Könnt ihr mehr über eure Texte erzählen und deren Inhalt bzw. Aussage?
Zum Gedanken Neon Dream habe ich ja schon Ansätze erklärt. Dieses Wirklichkeitsempfinden spiegelt sich darin wider. Und: Warum wehren sich Menschen nicht, die sich überfordert fühlen, die ahnen, dass es da mehr Wirklichkeit gibt und viel mehr im Stillen geschieht, als es einem die öffentliche wohl präparierte Meinung vorgibt? Deshalb spreche ich in Viable auch von "Public educators". Aber natürlich kommen viele ganz menschlichen Wünsche, Träume und Erfahrungen - erfreuliche und schöne wie auch bedrückende - ,wie etwa in "If There Was A God", zum Tragen.

Teilweise besitzen die Songs (Red Light Anodyne oder Viable) eine Spielzeit von über 7 Minuten. Wie gelingt es euch, einen derartigen Spannungsbogen zu erzeugen, ohne in Langeweile zu verfallen?

Aufgabe:
Gib aus dem Interview den Abschnitt von „Könnt ihr mehr“ bis einschließlich „Langeweile zu verfallen?“ wortgetreu wieder. Die Zeilen spielen hierfür keine Rolle.

Aus einer Sammlung entnommene Daten
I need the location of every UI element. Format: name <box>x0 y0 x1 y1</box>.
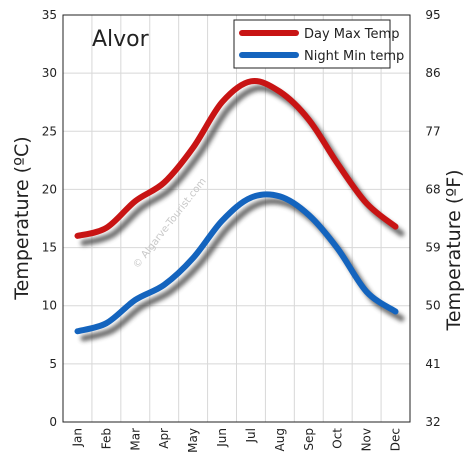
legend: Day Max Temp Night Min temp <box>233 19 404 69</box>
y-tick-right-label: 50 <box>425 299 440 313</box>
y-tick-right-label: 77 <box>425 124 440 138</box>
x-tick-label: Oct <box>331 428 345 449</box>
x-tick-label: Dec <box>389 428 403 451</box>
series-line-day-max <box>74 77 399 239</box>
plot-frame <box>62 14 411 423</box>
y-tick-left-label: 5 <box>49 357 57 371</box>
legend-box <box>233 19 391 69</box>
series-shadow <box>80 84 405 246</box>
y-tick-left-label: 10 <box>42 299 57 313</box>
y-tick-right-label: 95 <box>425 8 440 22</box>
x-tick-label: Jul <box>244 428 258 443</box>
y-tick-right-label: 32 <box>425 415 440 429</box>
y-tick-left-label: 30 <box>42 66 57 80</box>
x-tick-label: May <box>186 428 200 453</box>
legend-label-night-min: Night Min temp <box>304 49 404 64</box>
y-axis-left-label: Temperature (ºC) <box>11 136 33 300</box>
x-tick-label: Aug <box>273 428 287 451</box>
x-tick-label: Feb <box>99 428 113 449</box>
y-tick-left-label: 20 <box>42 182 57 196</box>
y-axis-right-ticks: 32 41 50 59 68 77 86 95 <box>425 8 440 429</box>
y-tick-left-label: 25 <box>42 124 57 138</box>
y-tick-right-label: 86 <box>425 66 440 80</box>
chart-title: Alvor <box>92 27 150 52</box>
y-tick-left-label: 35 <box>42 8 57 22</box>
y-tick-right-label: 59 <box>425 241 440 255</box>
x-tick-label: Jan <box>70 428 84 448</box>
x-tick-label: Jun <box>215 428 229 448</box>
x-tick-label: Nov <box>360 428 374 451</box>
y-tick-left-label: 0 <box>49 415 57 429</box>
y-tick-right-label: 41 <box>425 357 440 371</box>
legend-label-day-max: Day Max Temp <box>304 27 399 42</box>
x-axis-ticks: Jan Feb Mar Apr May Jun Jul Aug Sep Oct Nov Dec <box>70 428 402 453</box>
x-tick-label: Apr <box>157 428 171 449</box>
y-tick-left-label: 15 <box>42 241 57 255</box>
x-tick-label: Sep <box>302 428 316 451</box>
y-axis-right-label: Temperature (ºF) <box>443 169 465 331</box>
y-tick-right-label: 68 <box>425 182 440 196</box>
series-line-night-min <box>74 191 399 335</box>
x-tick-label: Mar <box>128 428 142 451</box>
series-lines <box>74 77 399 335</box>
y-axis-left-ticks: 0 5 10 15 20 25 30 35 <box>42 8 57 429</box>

Richtige Antwort:
Könnt ihr mehr über eure Texte erzählen und deren Inhalt bzw. Aussage?
Zum Gedanken Neon Dream habe ich ja schon Ansätze erklärt. Dieses Wirklichkeitsempfinden spiegelt sich darin wider. Und: Warum wehren sich Menschen nicht, die sich überfordert fühlen, die ahnen, dass es da mehr Wirklichkeit gibt und viel mehr im Stillen geschieht, als es einem die öffentliche wohl präparierte Meinung vorgibt? Deshalb spreche ich in Viable auch von "Public educators". Aber natürlich kommen viele ganz menschlichen Wünsche, Träume und Erfahrungen - erfreuliche und schöne wie auch bedrückende - ,wie etwa in "If There Was A God", zum Tragen.

Teilweise besitzen die Songs (Red Light Anodyne oder Viable) eine Spielzeit von über 7 Minuten. Wie gelingt es euch, einen derartigen Spannungsbogen zu erzeugen, ohne in Langeweile zu verfallen?